**** SUPPLIED INFORMATION

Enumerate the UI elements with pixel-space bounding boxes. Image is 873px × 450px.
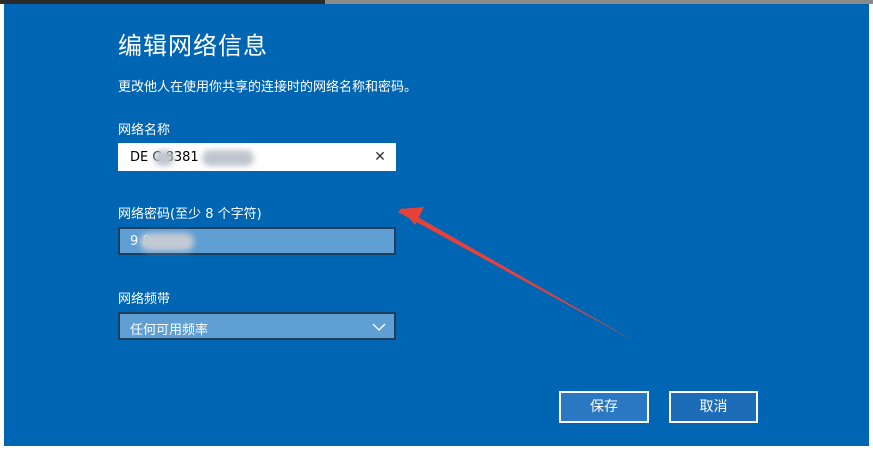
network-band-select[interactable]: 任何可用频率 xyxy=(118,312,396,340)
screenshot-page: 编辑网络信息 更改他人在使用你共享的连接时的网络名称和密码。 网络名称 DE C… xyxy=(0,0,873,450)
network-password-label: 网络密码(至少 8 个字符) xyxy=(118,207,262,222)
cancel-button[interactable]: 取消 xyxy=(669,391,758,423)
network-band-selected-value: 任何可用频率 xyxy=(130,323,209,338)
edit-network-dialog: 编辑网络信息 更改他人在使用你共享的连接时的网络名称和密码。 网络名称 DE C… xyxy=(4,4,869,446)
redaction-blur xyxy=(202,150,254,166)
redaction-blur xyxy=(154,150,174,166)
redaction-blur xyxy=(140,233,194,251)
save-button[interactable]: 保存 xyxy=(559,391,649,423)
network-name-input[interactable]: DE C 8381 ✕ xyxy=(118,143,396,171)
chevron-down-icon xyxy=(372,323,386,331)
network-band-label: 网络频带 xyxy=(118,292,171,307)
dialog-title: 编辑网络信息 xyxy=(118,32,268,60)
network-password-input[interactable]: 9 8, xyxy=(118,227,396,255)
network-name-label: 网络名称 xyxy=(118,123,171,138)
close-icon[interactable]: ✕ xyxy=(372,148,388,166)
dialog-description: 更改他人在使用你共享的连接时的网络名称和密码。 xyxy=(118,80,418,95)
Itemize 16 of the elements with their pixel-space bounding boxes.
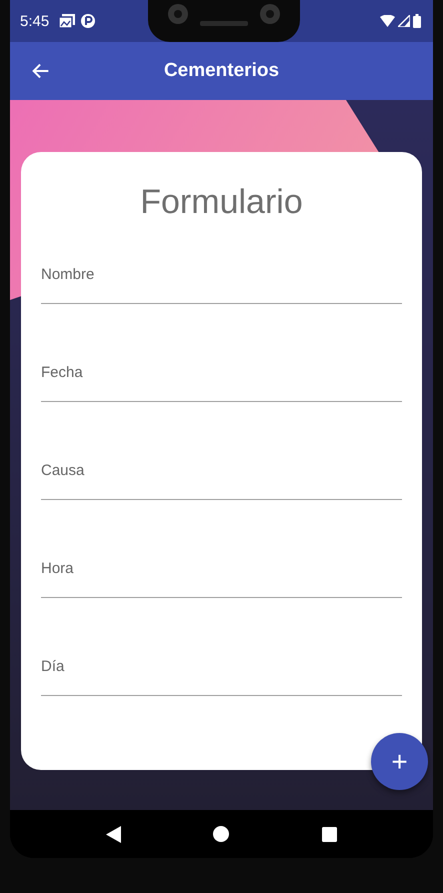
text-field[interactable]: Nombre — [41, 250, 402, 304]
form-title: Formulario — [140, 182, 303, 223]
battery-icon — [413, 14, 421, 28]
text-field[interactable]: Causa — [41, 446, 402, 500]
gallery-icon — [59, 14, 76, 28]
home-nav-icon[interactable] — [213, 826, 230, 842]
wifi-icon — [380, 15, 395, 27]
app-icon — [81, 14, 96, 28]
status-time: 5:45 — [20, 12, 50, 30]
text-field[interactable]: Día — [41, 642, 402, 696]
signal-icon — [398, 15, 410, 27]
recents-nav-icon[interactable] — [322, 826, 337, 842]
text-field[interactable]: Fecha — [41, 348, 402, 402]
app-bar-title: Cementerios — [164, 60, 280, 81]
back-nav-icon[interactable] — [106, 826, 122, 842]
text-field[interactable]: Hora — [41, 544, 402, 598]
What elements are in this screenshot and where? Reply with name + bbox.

********
**** SUPPLIED INFORMATION

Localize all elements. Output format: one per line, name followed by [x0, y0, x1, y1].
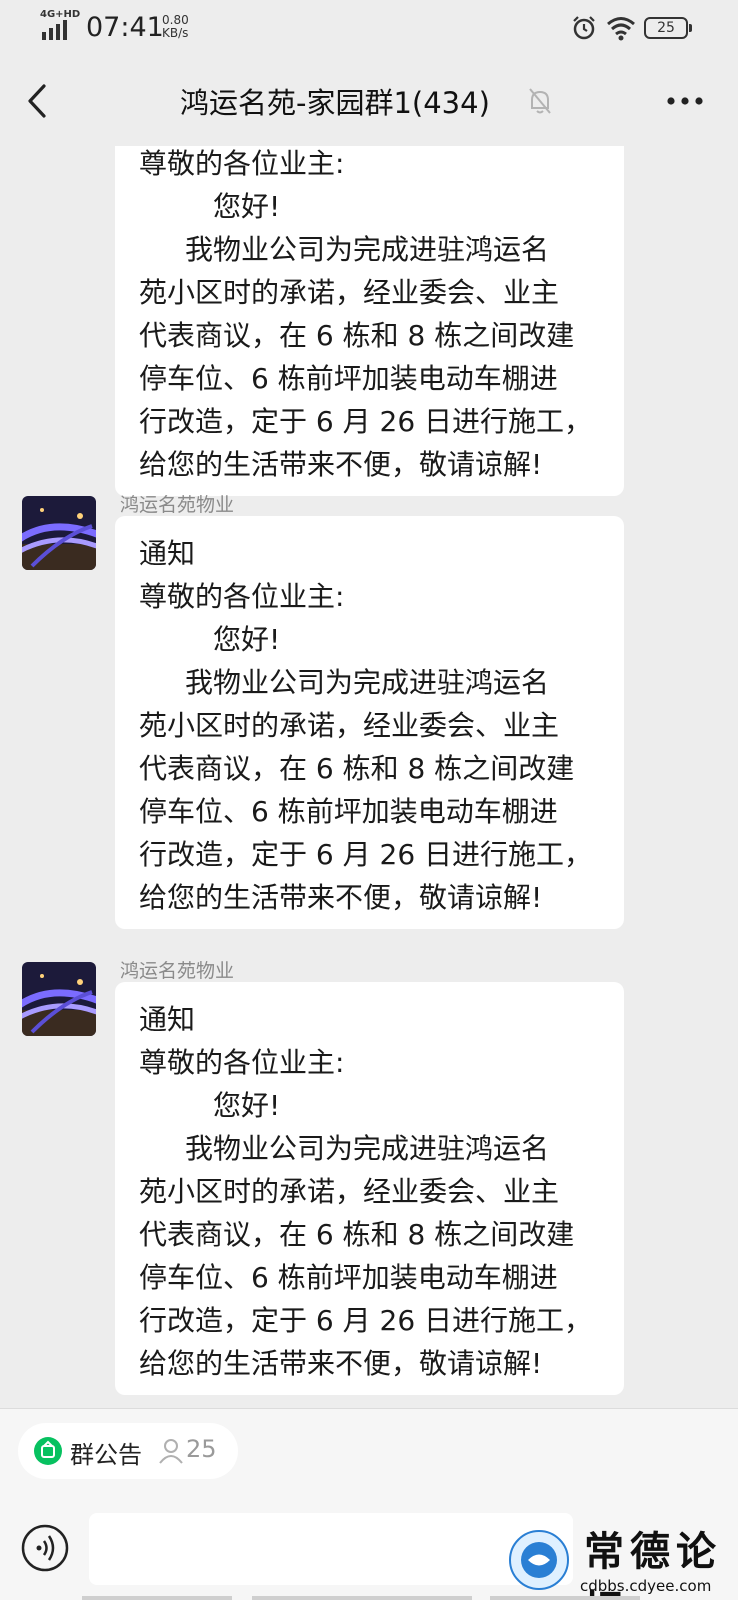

********

**THE REQUEST**
Please copy the material again, everything from the line containing "Itemize 16 of" down to the line containing "What elements are", swapping "text-field" for "input-field" and changing nothing else. Omit the pictures.

**EXERCISE OUTPUT**
Itemize 16 of the elements with their pixel-space bounding boxes.
input-field[interactable]: Nombre — [41, 250, 402, 304]
form-title: Formulario — [140, 182, 303, 223]
battery-icon — [413, 14, 421, 28]
input-field[interactable]: Causa — [41, 446, 402, 500]
gallery-icon — [59, 14, 76, 28]
home-nav-icon[interactable] — [213, 826, 230, 842]
wifi-icon — [380, 15, 395, 27]
app-icon — [81, 14, 96, 28]
status-time: 5:45 — [20, 12, 50, 30]
input-field[interactable]: Día — [41, 642, 402, 696]
signal-icon — [398, 15, 410, 27]
recents-nav-icon[interactable] — [322, 826, 337, 842]
input-field[interactable]: Fecha — [41, 348, 402, 402]
app-bar-title: Cementerios — [164, 60, 280, 81]
back-nav-icon[interactable] — [106, 826, 122, 842]
input-field[interactable]: Hora — [41, 544, 402, 598]
What elements are in this screenshot and where? Reply with name + bbox.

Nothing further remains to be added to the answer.